++++ MATERIAL TO PROCESS ++++
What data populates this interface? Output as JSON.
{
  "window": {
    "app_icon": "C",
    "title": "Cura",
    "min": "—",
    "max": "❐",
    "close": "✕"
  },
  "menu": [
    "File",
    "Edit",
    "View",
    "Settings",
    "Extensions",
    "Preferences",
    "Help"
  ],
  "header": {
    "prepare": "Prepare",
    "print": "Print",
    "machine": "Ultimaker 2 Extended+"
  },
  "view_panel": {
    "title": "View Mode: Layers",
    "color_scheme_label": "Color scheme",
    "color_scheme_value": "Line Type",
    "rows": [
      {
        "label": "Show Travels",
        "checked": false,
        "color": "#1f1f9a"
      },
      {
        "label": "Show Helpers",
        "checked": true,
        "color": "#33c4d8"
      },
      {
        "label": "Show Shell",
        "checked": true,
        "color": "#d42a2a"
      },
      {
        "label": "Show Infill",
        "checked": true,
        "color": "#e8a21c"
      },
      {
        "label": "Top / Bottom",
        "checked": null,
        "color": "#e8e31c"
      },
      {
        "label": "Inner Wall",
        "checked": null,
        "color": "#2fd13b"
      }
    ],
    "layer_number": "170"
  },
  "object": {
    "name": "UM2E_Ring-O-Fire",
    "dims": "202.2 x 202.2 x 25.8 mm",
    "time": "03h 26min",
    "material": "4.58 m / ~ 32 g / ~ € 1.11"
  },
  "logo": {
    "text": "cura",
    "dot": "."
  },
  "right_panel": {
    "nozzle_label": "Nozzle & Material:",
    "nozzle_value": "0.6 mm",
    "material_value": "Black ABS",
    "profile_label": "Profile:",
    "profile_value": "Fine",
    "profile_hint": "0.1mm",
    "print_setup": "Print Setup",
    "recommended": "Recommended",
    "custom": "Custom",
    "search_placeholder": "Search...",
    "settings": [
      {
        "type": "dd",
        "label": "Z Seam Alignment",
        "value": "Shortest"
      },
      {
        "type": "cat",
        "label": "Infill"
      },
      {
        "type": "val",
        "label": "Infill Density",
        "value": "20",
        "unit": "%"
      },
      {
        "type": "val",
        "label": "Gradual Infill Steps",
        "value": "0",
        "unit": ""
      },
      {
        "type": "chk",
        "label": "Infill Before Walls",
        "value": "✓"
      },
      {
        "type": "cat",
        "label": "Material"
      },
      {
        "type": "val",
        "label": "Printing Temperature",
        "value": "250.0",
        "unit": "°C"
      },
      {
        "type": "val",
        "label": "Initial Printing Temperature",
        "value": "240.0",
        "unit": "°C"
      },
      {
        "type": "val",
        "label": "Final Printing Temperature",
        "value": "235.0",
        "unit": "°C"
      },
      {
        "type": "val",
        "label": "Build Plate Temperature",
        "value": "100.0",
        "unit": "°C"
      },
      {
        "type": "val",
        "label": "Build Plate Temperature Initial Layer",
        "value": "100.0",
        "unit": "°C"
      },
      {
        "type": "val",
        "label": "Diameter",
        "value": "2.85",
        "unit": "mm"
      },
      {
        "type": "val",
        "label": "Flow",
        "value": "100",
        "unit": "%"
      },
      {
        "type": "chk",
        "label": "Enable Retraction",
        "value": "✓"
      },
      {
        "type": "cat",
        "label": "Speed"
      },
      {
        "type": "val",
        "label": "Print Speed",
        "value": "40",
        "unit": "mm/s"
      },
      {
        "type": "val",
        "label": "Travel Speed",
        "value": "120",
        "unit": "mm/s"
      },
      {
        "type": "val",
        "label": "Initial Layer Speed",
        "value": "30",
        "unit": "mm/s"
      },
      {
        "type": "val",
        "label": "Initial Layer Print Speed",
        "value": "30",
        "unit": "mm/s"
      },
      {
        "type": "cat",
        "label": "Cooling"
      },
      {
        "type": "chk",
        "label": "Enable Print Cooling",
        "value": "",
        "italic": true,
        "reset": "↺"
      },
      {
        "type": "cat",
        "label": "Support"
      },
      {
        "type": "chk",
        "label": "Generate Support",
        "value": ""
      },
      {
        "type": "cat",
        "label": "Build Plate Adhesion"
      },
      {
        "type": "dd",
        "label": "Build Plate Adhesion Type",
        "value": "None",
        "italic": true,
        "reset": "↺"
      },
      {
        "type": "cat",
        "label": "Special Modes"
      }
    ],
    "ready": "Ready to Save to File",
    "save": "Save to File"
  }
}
++++
— EXERCISE DESCRIPTION —
From the entries, report each line that includes the word "Infill".

— OUTPUT FOR THIS EXERCISE —
        "label": "Show Infill",
        "label": "Infill"
        "label": "Infill Density",
        "label": "Gradual Infill Steps",
        "label": "Infill Before Walls",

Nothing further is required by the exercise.